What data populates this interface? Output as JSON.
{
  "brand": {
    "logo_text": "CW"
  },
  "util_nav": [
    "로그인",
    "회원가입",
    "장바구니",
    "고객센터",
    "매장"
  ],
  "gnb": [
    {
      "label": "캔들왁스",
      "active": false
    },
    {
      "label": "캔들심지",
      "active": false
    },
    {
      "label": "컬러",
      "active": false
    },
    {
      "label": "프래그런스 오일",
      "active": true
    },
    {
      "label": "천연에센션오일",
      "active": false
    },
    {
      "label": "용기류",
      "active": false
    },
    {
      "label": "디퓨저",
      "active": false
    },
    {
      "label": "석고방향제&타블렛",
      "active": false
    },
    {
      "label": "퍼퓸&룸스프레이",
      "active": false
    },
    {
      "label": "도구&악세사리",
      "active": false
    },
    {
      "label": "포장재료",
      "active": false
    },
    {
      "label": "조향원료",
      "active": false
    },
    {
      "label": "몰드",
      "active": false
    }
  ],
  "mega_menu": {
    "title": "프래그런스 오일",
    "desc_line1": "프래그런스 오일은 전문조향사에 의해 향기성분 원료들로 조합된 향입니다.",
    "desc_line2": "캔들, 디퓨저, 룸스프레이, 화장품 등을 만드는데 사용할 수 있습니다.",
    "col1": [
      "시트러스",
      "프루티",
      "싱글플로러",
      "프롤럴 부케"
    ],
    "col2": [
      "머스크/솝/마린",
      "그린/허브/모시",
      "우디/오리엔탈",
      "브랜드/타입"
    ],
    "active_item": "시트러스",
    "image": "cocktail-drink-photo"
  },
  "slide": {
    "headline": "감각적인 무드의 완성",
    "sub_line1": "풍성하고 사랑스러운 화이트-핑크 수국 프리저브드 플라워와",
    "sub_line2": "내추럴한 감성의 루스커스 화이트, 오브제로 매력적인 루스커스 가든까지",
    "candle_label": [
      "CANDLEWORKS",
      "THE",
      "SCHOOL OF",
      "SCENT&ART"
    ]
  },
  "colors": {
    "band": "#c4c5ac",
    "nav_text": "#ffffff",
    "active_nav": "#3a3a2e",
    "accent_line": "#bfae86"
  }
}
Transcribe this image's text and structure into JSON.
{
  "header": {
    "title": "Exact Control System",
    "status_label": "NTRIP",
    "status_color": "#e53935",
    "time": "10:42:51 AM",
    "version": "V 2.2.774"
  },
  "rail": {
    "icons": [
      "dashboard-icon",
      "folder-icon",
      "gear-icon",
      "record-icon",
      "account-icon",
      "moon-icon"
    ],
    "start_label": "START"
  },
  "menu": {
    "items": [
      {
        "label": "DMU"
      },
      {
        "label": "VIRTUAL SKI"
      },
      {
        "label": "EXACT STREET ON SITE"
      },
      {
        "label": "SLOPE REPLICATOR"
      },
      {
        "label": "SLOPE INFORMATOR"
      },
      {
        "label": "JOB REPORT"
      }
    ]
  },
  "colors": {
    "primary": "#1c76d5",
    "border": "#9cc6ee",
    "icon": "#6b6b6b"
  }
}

++++++++++

Write out the whole listing again. Match it word for word.

## The output
What data populates this interface? Output as JSON.
{
  "brand": {
    "logo_text": "CW"
  },
  "util_nav": [
    "로그인",
    "회원가입",
    "장바구니",
    "고객센터",
    "매장"
  ],
  "gnb": [
    {
      "label": "캔들왁스",
      "active": false
    },
    {
      "label": "캔들심지",
      "active": false
    },
    {
      "label": "컬러",
      "active": false
    },
    {
      "label": "프래그런스 오일",
      "active": true
    },
    {
      "label": "천연에센션오일",
      "active": false
    },
    {
      "label": "용기류",
      "active": false
    },
    {
      "label": "디퓨저",
      "active": false
    },
    {
      "label": "석고방향제&타블렛",
      "active": false
    },
    {
      "label": "퍼퓸&룸스프레이",
      "active": false
    },
    {
      "label": "도구&악세사리",
      "active": false
    },
    {
      "label": "포장재료",
      "active": false
    },
    {
      "label": "조향원료",
      "active": false
    },
    {
      "label": "몰드",
      "active": false
    }
  ],
  "mega_menu": {
    "title": "프래그런스 오일",
    "desc_line1": "프래그런스 오일은 전문조향사에 의해 향기성분 원료들로 조합된 향입니다.",
    "desc_line2": "캔들, 디퓨저, 룸스프레이, 화장품 등을 만드는데 사용할 수 있습니다.",
    "col1": [
      "시트러스",
      "프루티",
      "싱글플로러",
      "프롤럴 부케"
    ],
    "col2": [
      "머스크/솝/마린",
      "그린/허브/모시",
      "우디/오리엔탈",
      "브랜드/타입"
    ],
    "active_item": "시트러스",
    "image": "cocktail-drink-photo"
  },
  "slide": {
    "headline": "감각적인 무드의 완성",
    "sub_line1": "풍성하고 사랑스러운 화이트-핑크 수국 프리저브드 플라워와",
    "sub_line2": "내추럴한 감성의 루스커스 화이트, 오브제로 매력적인 루스커스 가든까지",
    "candle_label": [
      "CANDLEWORKS",
      "THE",
      "SCHOOL OF",
      "SCENT&ART"
    ]
  },
  "colors": {
    "band": "#c4c5ac",
    "nav_text": "#ffffff",
    "active_nav": "#3a3a2e",
    "accent_line": "#bfae86"
  }
}
Transcribe this image's text and structure into JSON.
{
  "header": {
    "title": "Exact Control System",
    "status_label": "NTRIP",
    "status_color": "#e53935",
    "time": "10:42:51 AM",
    "version": "V 2.2.774"
  },
  "rail": {
    "icons": [
      "dashboard-icon",
      "folder-icon",
      "gear-icon",
      "record-icon",
      "account-icon",
      "moon-icon"
    ],
    "start_label": "START"
  },
  "menu": {
    "items": [
      {
        "label": "DMU"
      },
      {
        "label": "VIRTUAL SKI"
      },
      {
        "label": "EXACT STREET ON SITE"
      },
      {
        "label": "SLOPE REPLICATOR"
      },
      {
        "label": "SLOPE INFORMATOR"
      },
      {
        "label": "JOB REPORT"
      }
    ]
  },
  "colors": {
    "primary": "#1c76d5",
    "border": "#9cc6ee",
    "icon": "#6b6b6b"
  }
}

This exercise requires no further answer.